§ Objective
Using the data below, copy every line that contains the word "March".
____________________
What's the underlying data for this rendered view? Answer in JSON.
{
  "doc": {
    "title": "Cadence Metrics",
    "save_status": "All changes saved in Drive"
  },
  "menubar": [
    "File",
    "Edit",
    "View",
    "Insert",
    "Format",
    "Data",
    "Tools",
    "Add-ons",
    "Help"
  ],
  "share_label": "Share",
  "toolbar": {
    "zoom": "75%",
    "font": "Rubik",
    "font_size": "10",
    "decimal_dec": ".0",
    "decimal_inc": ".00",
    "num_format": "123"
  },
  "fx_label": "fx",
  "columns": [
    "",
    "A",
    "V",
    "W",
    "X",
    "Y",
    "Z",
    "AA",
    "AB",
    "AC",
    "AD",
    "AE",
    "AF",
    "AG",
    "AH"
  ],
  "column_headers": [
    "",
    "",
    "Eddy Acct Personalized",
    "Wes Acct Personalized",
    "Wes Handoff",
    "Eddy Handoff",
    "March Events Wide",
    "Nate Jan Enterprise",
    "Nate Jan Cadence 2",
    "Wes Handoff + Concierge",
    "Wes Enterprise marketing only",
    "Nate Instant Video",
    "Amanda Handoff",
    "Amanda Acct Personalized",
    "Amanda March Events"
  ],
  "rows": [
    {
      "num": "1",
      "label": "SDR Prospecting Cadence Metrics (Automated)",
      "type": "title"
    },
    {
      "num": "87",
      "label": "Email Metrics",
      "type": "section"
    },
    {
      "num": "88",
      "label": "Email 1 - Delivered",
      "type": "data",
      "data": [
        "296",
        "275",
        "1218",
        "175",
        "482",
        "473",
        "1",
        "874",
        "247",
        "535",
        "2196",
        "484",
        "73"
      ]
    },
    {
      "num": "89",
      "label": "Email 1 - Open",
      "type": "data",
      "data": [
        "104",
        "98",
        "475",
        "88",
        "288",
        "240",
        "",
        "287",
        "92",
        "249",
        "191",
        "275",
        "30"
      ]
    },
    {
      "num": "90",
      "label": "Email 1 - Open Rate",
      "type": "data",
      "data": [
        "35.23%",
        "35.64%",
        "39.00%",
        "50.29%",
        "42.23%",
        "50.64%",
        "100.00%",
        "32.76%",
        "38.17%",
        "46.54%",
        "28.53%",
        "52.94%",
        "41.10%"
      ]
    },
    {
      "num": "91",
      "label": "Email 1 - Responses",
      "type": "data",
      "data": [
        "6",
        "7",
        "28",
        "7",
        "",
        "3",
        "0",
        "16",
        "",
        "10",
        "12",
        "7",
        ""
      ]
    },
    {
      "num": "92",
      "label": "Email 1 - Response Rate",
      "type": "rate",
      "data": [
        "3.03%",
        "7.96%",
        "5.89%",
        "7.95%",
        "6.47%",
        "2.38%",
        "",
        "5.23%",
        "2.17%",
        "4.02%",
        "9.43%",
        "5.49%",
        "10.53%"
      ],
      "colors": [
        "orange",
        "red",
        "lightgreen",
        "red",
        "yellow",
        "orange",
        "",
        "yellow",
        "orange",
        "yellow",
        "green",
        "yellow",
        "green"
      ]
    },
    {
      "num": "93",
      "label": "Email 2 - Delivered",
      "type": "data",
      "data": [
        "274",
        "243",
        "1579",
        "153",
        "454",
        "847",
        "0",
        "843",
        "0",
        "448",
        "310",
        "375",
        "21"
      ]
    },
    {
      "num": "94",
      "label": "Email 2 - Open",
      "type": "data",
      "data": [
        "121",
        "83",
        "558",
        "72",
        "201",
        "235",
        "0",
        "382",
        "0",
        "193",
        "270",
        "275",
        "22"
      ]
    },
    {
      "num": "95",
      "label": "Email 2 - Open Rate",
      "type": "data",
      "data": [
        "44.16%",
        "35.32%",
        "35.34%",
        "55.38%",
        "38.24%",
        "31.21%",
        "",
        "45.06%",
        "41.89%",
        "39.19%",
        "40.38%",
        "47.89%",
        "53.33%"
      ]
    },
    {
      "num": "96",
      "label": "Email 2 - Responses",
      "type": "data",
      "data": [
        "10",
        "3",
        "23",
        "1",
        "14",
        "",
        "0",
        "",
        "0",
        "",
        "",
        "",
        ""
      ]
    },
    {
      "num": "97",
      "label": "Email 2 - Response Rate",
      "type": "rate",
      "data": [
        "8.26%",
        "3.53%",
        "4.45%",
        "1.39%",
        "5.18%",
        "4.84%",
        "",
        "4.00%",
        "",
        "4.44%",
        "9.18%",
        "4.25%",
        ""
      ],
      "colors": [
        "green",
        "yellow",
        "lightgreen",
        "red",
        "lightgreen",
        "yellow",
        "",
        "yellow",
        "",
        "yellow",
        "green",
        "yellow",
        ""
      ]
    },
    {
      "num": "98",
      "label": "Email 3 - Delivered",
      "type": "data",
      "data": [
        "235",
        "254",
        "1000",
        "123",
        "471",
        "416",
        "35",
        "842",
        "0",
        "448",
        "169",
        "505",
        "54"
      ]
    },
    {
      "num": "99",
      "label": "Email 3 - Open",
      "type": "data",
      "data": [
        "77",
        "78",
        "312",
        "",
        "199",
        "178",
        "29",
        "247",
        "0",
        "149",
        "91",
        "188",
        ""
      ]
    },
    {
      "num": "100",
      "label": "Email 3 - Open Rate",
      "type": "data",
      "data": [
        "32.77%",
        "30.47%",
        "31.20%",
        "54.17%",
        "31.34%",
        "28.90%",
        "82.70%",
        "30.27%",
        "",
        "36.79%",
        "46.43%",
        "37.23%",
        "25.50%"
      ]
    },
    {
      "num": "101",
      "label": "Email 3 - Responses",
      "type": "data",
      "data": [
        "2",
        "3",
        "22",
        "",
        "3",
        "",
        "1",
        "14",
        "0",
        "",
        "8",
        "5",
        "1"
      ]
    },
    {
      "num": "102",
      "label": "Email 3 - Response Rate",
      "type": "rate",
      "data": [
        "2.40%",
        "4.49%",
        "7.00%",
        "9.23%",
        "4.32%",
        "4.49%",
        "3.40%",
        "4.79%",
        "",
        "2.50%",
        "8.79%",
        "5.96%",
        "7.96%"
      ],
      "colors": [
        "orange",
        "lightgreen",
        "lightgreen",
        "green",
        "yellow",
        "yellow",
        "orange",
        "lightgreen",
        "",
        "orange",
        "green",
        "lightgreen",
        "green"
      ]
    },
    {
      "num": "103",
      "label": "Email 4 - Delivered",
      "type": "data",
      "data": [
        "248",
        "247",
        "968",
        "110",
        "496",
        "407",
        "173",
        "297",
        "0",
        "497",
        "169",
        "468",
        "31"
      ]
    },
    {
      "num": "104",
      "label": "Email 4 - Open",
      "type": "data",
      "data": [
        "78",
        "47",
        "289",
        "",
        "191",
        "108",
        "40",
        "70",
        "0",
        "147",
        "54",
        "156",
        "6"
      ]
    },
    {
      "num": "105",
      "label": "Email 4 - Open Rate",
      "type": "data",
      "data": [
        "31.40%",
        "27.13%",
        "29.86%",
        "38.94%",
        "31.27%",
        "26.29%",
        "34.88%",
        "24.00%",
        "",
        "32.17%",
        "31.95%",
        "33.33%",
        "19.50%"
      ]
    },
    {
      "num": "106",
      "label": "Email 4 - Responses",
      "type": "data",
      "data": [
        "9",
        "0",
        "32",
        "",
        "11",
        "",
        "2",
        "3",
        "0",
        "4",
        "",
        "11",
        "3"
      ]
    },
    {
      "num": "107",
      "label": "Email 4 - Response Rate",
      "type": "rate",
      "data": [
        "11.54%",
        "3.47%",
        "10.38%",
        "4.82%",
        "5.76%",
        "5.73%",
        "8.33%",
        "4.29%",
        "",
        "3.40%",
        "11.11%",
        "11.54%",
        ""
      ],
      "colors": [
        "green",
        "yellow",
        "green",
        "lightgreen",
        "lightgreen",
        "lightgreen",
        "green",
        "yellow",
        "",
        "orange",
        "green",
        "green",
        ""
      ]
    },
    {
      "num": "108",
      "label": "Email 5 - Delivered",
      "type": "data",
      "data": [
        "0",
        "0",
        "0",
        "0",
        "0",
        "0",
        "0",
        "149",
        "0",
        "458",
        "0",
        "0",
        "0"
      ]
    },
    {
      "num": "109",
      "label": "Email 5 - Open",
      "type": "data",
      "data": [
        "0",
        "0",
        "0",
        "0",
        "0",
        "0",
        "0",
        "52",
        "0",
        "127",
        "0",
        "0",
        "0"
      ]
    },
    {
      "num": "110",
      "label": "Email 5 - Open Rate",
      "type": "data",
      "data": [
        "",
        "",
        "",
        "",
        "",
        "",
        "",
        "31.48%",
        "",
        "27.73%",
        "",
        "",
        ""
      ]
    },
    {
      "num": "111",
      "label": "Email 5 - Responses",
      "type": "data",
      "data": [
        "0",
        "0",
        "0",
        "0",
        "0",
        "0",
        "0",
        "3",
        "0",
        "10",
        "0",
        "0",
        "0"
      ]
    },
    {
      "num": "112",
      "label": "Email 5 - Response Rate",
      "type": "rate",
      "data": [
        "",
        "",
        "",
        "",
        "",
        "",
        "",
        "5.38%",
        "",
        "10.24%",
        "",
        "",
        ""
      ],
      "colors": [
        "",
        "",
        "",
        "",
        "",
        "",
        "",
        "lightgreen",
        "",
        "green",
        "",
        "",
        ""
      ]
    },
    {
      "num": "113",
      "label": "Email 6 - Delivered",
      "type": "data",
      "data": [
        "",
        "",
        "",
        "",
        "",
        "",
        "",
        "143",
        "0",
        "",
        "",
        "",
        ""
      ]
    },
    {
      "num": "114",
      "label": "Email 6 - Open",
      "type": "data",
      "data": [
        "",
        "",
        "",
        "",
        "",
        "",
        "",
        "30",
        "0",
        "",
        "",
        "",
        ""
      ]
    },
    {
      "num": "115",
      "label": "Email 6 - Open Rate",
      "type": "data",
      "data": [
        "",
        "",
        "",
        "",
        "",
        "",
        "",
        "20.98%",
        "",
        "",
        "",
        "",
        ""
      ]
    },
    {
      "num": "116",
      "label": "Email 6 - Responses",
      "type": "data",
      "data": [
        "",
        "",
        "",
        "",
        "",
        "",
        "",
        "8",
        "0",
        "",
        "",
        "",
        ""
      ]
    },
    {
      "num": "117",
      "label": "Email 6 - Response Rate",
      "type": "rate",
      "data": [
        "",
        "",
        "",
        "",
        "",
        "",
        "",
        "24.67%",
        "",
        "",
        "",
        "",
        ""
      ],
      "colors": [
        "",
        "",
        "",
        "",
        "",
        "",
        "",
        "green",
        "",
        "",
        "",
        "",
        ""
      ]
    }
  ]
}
____________________
§ Response to this exercise
    "March Events Wide",
    "Amanda March Events"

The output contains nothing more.